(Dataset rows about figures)
▽

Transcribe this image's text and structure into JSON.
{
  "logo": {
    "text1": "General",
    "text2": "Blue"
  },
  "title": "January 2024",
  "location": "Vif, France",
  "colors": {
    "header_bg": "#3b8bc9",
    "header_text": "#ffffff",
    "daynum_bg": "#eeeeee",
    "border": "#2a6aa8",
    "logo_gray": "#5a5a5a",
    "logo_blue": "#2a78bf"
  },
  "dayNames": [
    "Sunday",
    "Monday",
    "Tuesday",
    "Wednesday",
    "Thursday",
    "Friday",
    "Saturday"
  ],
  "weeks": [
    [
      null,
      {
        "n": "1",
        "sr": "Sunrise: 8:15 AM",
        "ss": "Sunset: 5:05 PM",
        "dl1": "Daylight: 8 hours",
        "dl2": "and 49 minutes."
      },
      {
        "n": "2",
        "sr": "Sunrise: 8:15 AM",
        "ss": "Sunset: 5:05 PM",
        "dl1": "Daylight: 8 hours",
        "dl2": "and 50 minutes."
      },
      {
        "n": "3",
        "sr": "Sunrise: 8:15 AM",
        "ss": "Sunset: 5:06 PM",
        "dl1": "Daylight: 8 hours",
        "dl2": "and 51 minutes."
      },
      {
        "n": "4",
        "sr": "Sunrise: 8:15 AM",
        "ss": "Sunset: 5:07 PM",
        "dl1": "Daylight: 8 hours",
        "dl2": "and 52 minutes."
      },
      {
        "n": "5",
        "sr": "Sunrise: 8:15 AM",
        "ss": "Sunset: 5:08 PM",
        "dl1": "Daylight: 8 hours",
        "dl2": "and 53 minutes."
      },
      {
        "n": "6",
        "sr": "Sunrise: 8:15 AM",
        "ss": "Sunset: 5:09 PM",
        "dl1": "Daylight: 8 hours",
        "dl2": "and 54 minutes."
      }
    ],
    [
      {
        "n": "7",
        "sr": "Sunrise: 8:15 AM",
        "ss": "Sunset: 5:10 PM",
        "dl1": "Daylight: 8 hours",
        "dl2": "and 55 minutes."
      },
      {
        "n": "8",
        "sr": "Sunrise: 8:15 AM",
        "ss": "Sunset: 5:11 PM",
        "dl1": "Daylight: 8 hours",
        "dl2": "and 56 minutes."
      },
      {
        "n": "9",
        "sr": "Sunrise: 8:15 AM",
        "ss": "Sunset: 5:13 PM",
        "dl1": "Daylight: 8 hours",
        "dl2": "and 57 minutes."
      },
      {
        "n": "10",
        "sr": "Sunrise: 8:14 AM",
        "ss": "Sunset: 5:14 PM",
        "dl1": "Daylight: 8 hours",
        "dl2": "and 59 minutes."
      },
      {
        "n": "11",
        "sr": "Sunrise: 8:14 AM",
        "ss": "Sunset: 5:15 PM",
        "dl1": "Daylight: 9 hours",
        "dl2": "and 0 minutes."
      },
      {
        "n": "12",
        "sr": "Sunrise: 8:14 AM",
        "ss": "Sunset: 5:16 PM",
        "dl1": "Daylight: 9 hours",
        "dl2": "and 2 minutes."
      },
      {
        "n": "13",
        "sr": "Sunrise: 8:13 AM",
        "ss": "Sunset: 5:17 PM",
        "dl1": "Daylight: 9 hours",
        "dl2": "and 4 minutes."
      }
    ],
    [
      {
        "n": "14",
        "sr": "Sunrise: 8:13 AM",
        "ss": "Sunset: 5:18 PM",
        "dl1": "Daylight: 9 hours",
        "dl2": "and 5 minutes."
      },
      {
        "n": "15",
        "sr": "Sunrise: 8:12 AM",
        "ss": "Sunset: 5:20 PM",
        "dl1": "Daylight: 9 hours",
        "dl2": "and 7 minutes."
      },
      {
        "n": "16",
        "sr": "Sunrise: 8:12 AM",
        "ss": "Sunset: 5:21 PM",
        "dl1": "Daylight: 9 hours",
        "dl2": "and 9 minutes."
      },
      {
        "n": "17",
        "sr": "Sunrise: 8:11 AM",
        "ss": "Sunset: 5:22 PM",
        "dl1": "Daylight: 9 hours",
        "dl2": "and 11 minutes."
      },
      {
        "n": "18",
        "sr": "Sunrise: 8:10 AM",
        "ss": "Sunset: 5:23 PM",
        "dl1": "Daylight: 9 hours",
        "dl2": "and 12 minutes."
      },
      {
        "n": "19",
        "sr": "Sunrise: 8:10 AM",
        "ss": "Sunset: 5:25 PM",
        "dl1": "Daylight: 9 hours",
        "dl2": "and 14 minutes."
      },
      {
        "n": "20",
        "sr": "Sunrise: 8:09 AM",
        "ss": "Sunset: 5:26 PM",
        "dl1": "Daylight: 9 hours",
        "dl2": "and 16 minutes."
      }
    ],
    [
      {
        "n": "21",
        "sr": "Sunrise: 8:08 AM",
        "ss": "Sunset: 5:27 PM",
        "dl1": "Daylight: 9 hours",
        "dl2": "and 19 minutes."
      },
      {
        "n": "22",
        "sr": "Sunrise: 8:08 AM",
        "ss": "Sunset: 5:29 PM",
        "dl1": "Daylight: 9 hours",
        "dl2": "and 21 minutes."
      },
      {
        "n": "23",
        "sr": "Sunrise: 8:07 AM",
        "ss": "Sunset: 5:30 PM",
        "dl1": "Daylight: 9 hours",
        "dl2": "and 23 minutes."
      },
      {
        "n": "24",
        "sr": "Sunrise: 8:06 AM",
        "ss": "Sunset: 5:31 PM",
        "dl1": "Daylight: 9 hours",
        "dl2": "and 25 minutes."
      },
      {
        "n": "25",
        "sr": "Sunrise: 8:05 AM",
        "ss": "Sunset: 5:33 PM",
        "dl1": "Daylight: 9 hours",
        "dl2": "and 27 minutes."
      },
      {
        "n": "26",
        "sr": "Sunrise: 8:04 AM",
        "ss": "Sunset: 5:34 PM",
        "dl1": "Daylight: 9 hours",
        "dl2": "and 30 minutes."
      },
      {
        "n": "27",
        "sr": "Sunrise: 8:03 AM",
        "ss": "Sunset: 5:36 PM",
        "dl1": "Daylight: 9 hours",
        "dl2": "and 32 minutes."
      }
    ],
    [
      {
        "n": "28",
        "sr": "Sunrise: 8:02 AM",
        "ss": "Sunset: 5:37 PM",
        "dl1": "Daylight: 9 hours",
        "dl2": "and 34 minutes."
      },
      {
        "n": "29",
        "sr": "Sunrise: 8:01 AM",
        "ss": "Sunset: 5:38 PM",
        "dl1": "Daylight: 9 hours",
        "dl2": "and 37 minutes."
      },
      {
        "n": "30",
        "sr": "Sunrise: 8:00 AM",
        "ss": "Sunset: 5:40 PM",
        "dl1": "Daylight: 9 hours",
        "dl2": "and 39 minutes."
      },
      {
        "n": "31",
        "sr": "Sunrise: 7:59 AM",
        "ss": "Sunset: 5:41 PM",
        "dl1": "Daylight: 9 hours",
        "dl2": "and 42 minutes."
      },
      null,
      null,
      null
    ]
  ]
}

△

### Task statement
Write out the entries above once more, without altering anything.

### Task response
Transcribe this image's text and structure into JSON.
{
  "logo": {
    "text1": "General",
    "text2": "Blue"
  },
  "title": "January 2024",
  "location": "Vif, France",
  "colors": {
    "header_bg": "#3b8bc9",
    "header_text": "#ffffff",
    "daynum_bg": "#eeeeee",
    "border": "#2a6aa8",
    "logo_gray": "#5a5a5a",
    "logo_blue": "#2a78bf"
  },
  "dayNames": [
    "Sunday",
    "Monday",
    "Tuesday",
    "Wednesday",
    "Thursday",
    "Friday",
    "Saturday"
  ],
  "weeks": [
    [
      null,
      {
        "n": "1",
        "sr": "Sunrise: 8:15 AM",
        "ss": "Sunset: 5:05 PM",
        "dl1": "Daylight: 8 hours",
        "dl2": "and 49 minutes."
      },
      {
        "n": "2",
        "sr": "Sunrise: 8:15 AM",
        "ss": "Sunset: 5:05 PM",
        "dl1": "Daylight: 8 hours",
        "dl2": "and 50 minutes."
      },
      {
        "n": "3",
        "sr": "Sunrise: 8:15 AM",
        "ss": "Sunset: 5:06 PM",
        "dl1": "Daylight: 8 hours",
        "dl2": "and 51 minutes."
      },
      {
        "n": "4",
        "sr": "Sunrise: 8:15 AM",
        "ss": "Sunset: 5:07 PM",
        "dl1": "Daylight: 8 hours",
        "dl2": "and 52 minutes."
      },
      {
        "n": "5",
        "sr": "Sunrise: 8:15 AM",
        "ss": "Sunset: 5:08 PM",
        "dl1": "Daylight: 8 hours",
        "dl2": "and 53 minutes."
      },
      {
        "n": "6",
        "sr": "Sunrise: 8:15 AM",
        "ss": "Sunset: 5:09 PM",
        "dl1": "Daylight: 8 hours",
        "dl2": "and 54 minutes."
      }
    ],
    [
      {
        "n": "7",
        "sr": "Sunrise: 8:15 AM",
        "ss": "Sunset: 5:10 PM",
        "dl1": "Daylight: 8 hours",
        "dl2": "and 55 minutes."
      },
      {
        "n": "8",
        "sr": "Sunrise: 8:15 AM",
        "ss": "Sunset: 5:11 PM",
        "dl1": "Daylight: 8 hours",
        "dl2": "and 56 minutes."
      },
      {
        "n": "9",
        "sr": "Sunrise: 8:15 AM",
        "ss": "Sunset: 5:13 PM",
        "dl1": "Daylight: 8 hours",
        "dl2": "and 57 minutes."
      },
      {
        "n": "10",
        "sr": "Sunrise: 8:14 AM",
        "ss": "Sunset: 5:14 PM",
        "dl1": "Daylight: 8 hours",
        "dl2": "and 59 minutes."
      },
      {
        "n": "11",
        "sr": "Sunrise: 8:14 AM",
        "ss": "Sunset: 5:15 PM",
        "dl1": "Daylight: 9 hours",
        "dl2": "and 0 minutes."
      },
      {
        "n": "12",
        "sr": "Sunrise: 8:14 AM",
        "ss": "Sunset: 5:16 PM",
        "dl1": "Daylight: 9 hours",
        "dl2": "and 2 minutes."
      },
      {
        "n": "13",
        "sr": "Sunrise: 8:13 AM",
        "ss": "Sunset: 5:17 PM",
        "dl1": "Daylight: 9 hours",
        "dl2": "and 4 minutes."
      }
    ],
    [
      {
        "n": "14",
        "sr": "Sunrise: 8:13 AM",
        "ss": "Sunset: 5:18 PM",
        "dl1": "Daylight: 9 hours",
        "dl2": "and 5 minutes."
      },
      {
        "n": "15",
        "sr": "Sunrise: 8:12 AM",
        "ss": "Sunset: 5:20 PM",
        "dl1": "Daylight: 9 hours",
        "dl2": "and 7 minutes."
      },
      {
        "n": "16",
        "sr": "Sunrise: 8:12 AM",
        "ss": "Sunset: 5:21 PM",
        "dl1": "Daylight: 9 hours",
        "dl2": "and 9 minutes."
      },
      {
        "n": "17",
        "sr": "Sunrise: 8:11 AM",
        "ss": "Sunset: 5:22 PM",
        "dl1": "Daylight: 9 hours",
        "dl2": "and 11 minutes."
      },
      {
        "n": "18",
        "sr": "Sunrise: 8:10 AM",
        "ss": "Sunset: 5:23 PM",
        "dl1": "Daylight: 9 hours",
        "dl2": "and 12 minutes."
      },
      {
        "n": "19",
        "sr": "Sunrise: 8:10 AM",
        "ss": "Sunset: 5:25 PM",
        "dl1": "Daylight: 9 hours",
        "dl2": "and 14 minutes."
      },
      {
        "n": "20",
        "sr": "Sunrise: 8:09 AM",
        "ss": "Sunset: 5:26 PM",
        "dl1": "Daylight: 9 hours",
        "dl2": "and 16 minutes."
      }
    ],
    [
      {
        "n": "21",
        "sr": "Sunrise: 8:08 AM",
        "ss": "Sunset: 5:27 PM",
        "dl1": "Daylight: 9 hours",
        "dl2": "and 19 minutes."
      },
      {
        "n": "22",
        "sr": "Sunrise: 8:08 AM",
        "ss": "Sunset: 5:29 PM",
        "dl1": "Daylight: 9 hours",
        "dl2": "and 21 minutes."
      },
      {
        "n": "23",
        "sr": "Sunrise: 8:07 AM",
        "ss": "Sunset: 5:30 PM",
        "dl1": "Daylight: 9 hours",
        "dl2": "and 23 minutes."
      },
      {
        "n": "24",
        "sr": "Sunrise: 8:06 AM",
        "ss": "Sunset: 5:31 PM",
        "dl1": "Daylight: 9 hours",
        "dl2": "and 25 minutes."
      },
      {
        "n": "25",
        "sr": "Sunrise: 8:05 AM",
        "ss": "Sunset: 5:33 PM",
        "dl1": "Daylight: 9 hours",
        "dl2": "and 27 minutes."
      },
      {
        "n": "26",
        "sr": "Sunrise: 8:04 AM",
        "ss": "Sunset: 5:34 PM",
        "dl1": "Daylight: 9 hours",
        "dl2": "and 30 minutes."
      },
      {
        "n": "27",
        "sr": "Sunrise: 8:03 AM",
        "ss": "Sunset: 5:36 PM",
        "dl1": "Daylight: 9 hours",
        "dl2": "and 32 minutes."
      }
    ],
    [
      {
        "n": "28",
        "sr": "Sunrise: 8:02 AM",
        "ss": "Sunset: 5:37 PM",
        "dl1": "Daylight: 9 hours",
        "dl2": "and 34 minutes."
      },
      {
        "n": "29",
        "sr": "Sunrise: 8:01 AM",
        "ss": "Sunset: 5:38 PM",
        "dl1": "Daylight: 9 hours",
        "dl2": "and 37 minutes."
      },
      {
        "n": "30",
        "sr": "Sunrise: 8:00 AM",
        "ss": "Sunset: 5:40 PM",
        "dl1": "Daylight: 9 hours",
        "dl2": "and 39 minutes."
      },
      {
        "n": "31",
        "sr": "Sunrise: 7:59 AM",
        "ss": "Sunset: 5:41 PM",
        "dl1": "Daylight: 9 hours",
        "dl2": "and 42 minutes."
      },
      null,
      null,
      null
    ]
  ]
}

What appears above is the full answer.